Aim:
Count how many lines of the data include "Usage". The answer is that number and nothing else.

*** Supplied data

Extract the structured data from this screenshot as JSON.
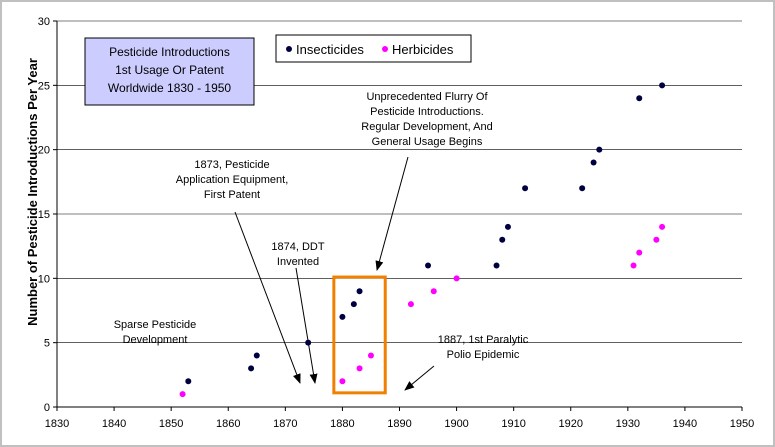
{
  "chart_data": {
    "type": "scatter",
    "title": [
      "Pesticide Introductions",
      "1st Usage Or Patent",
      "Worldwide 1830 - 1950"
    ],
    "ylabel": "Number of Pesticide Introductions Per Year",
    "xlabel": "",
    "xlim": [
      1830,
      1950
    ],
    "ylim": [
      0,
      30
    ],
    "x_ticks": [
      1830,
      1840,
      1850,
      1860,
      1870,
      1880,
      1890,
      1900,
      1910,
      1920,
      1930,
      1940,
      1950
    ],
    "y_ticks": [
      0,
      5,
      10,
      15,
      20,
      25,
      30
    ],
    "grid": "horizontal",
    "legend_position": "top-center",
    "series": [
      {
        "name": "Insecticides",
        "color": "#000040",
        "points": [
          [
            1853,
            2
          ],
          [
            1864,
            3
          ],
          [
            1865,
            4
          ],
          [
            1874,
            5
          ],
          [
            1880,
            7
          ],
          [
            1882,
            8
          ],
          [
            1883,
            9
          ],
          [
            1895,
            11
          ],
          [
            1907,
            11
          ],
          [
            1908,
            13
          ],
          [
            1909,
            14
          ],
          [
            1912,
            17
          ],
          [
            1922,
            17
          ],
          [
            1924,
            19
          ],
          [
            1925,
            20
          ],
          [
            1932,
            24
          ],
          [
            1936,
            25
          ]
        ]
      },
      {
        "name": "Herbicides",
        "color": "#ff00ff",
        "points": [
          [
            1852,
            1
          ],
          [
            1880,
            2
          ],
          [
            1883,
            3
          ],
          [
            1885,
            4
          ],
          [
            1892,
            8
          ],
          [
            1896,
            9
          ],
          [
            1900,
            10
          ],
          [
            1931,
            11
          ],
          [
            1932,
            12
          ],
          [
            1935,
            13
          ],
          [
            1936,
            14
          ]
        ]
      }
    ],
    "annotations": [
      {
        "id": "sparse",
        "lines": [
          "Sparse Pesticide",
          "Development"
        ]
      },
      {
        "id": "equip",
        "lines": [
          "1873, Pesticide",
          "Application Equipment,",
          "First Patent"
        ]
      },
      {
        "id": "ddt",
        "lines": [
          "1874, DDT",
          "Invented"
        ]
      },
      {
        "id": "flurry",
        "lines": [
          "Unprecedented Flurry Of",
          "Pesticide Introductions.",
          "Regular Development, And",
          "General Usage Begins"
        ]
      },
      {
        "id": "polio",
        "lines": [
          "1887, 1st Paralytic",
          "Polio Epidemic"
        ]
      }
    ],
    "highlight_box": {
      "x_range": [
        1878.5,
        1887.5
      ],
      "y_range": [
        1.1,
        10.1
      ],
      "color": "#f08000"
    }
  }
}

******
*** Supplied data

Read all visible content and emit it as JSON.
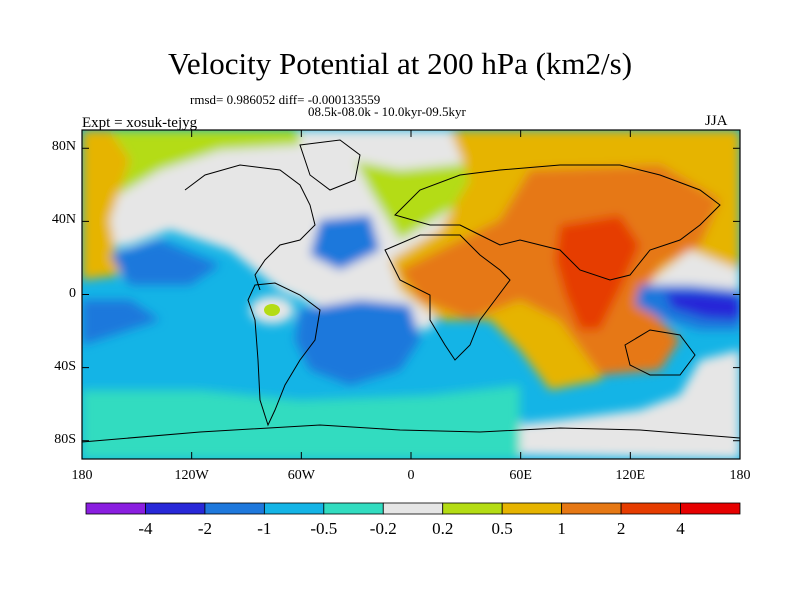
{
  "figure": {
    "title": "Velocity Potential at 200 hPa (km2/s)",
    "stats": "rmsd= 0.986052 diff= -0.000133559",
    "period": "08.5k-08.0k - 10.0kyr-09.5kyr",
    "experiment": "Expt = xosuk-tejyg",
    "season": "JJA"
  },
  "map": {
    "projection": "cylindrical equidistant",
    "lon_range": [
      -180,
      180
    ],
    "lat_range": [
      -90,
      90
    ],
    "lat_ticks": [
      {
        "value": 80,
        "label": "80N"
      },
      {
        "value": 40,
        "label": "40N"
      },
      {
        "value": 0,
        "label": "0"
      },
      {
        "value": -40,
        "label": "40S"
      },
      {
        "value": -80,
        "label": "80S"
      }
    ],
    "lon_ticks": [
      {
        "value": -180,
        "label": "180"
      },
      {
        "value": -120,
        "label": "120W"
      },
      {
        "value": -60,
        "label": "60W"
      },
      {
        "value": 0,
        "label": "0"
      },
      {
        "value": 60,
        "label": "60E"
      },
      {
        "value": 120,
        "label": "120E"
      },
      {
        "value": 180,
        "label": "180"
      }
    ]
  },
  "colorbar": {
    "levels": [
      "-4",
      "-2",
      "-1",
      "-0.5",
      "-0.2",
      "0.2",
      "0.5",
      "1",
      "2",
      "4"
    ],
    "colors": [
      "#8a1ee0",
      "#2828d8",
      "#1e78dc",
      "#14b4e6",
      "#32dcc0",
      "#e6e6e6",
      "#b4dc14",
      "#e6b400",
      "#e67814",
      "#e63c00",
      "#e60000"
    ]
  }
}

******

Response for this exercise:
2